▶ [OBJECTIVE] Find every line below that contains the word "JOHN" and copy it out.
## Start
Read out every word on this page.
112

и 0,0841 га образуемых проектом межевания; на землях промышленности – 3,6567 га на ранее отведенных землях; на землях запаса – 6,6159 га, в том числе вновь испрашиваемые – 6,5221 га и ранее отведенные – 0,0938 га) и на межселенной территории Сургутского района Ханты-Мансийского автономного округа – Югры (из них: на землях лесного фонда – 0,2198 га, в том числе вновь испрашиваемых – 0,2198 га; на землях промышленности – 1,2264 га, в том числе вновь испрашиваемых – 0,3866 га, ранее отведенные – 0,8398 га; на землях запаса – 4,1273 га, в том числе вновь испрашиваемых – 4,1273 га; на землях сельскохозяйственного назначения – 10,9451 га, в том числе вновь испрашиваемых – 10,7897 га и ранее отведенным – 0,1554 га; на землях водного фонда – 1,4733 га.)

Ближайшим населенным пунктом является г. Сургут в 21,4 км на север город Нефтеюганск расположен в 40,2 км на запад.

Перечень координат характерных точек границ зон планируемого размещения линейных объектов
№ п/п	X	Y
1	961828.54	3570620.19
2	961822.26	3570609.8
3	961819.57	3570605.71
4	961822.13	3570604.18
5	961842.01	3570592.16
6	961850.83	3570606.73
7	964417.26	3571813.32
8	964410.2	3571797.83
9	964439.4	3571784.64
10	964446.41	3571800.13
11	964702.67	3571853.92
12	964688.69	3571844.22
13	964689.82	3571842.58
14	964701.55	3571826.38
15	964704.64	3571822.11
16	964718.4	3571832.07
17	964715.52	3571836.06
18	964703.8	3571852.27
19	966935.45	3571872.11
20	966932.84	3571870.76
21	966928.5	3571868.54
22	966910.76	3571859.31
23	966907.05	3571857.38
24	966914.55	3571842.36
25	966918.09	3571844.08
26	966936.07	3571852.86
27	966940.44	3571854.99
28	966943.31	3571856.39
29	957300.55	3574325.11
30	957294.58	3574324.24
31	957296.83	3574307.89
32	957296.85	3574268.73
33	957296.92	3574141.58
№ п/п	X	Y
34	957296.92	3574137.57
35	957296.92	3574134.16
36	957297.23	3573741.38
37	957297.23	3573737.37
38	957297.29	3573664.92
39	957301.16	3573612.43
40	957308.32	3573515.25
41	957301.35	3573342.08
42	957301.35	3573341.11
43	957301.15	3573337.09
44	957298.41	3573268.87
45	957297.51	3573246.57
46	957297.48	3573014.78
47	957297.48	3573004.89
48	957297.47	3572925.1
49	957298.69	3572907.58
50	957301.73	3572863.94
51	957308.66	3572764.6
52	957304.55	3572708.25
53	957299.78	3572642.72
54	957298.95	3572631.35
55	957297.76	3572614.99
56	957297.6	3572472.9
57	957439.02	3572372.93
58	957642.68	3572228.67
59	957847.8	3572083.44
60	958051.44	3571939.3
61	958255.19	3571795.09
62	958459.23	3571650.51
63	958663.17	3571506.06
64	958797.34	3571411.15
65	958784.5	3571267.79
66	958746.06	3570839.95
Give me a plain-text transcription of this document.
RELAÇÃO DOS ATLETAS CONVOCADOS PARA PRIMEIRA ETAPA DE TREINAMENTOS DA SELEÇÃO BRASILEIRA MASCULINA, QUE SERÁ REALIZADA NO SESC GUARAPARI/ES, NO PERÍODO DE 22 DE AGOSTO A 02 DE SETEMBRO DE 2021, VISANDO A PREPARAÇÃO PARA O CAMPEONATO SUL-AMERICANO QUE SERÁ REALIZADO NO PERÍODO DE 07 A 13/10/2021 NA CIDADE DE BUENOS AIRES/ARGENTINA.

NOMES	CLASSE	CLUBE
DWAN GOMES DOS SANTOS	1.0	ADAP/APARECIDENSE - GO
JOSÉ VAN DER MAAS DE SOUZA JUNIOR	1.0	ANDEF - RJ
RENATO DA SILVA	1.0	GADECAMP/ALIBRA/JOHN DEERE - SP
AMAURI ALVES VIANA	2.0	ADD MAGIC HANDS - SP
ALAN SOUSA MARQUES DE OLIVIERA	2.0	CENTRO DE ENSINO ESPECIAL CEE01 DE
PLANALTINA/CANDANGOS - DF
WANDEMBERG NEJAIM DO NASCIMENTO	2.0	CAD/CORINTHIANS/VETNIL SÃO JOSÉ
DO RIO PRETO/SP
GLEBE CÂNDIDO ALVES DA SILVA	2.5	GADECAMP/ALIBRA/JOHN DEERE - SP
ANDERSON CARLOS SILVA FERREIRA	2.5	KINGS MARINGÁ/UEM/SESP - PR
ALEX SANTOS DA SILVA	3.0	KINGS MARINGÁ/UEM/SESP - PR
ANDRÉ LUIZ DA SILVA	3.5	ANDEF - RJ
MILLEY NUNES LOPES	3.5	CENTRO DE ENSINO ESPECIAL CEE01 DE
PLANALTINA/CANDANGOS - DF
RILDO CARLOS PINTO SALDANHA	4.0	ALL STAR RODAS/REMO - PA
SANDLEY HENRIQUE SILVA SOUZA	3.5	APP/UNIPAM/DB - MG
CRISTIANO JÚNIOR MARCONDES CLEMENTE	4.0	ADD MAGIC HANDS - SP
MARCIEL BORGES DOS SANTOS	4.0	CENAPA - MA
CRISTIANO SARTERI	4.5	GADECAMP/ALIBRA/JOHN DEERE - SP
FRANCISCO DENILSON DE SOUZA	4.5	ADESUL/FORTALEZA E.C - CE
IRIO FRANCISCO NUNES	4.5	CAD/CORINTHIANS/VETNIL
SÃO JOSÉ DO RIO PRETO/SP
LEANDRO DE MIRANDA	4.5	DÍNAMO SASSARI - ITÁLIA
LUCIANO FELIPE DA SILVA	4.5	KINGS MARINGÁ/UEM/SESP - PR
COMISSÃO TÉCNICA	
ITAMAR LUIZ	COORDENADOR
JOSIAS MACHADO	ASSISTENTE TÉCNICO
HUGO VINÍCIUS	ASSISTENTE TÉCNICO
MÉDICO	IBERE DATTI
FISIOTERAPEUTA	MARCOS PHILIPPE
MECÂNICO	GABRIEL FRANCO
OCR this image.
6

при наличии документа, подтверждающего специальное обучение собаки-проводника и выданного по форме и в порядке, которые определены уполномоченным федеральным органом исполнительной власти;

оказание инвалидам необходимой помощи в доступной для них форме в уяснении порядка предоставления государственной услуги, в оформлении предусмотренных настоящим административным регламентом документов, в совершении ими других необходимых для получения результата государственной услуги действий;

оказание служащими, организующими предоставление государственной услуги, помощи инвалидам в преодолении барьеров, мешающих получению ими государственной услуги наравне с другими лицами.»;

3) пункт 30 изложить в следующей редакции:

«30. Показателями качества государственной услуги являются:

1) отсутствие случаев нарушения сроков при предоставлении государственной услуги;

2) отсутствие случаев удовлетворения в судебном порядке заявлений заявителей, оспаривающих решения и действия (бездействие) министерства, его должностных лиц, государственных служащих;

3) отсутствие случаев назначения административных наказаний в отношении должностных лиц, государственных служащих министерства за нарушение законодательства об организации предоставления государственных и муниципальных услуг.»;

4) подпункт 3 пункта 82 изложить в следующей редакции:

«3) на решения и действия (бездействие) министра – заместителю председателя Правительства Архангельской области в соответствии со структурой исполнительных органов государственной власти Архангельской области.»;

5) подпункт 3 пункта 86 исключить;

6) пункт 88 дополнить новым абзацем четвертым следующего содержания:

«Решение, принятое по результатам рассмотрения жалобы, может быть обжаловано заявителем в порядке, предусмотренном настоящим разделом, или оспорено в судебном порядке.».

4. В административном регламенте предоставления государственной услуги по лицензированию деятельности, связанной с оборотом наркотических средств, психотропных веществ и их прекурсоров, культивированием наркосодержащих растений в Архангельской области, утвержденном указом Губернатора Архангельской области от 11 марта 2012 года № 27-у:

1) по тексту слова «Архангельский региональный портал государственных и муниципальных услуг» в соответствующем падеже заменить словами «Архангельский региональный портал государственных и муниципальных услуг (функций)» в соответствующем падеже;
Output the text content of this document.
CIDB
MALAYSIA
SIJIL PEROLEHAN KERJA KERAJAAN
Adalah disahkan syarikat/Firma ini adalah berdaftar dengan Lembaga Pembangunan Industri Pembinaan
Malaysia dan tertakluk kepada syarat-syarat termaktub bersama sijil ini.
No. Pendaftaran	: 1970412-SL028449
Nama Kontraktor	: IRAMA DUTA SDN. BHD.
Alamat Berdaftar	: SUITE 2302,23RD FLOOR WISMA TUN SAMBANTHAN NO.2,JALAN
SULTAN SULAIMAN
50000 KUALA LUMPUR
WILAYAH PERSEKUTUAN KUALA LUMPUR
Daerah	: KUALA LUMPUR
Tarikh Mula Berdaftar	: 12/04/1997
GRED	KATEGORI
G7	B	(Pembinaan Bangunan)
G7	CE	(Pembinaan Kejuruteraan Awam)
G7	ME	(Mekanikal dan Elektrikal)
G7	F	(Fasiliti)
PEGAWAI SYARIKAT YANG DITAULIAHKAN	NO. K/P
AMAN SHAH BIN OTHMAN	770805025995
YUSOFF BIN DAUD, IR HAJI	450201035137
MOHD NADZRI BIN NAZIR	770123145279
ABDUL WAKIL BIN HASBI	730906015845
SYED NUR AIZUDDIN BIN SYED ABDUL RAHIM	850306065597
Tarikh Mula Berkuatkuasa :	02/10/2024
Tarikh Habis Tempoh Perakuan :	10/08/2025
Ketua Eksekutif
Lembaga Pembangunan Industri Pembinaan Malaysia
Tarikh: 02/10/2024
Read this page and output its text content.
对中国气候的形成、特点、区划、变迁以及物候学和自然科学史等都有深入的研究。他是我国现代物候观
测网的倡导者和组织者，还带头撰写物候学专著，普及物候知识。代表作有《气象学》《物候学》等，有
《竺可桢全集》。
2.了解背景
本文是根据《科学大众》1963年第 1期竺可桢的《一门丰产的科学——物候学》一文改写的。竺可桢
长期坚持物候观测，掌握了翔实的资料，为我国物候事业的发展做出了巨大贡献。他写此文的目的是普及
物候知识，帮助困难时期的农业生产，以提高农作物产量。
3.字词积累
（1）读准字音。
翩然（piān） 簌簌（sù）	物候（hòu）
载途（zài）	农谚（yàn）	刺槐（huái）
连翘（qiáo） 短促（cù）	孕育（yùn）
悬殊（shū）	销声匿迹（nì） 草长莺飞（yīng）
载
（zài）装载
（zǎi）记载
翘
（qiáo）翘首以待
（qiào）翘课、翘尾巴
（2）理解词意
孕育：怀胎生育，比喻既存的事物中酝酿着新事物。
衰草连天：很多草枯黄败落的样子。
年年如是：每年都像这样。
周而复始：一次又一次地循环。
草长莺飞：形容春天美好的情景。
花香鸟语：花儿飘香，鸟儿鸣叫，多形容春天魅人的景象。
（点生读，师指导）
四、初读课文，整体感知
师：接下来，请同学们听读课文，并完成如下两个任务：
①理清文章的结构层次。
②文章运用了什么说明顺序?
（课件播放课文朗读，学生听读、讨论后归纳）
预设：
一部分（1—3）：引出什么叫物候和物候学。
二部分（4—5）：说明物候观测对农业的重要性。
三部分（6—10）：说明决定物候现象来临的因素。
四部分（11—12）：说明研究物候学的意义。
## End
▶ [EXERCISE SOLUTION]
RENATO DA SILVA	1.0	GADECAMP/ALIBRA/JOHN DEERE - SP
GLEBE CÂNDIDO ALVES DA SILVA	2.5	GADECAMP/ALIBRA/JOHN DEERE - SP
CRISTIANO SARTERI	4.5	GADECAMP/ALIBRA/JOHN DEERE - SP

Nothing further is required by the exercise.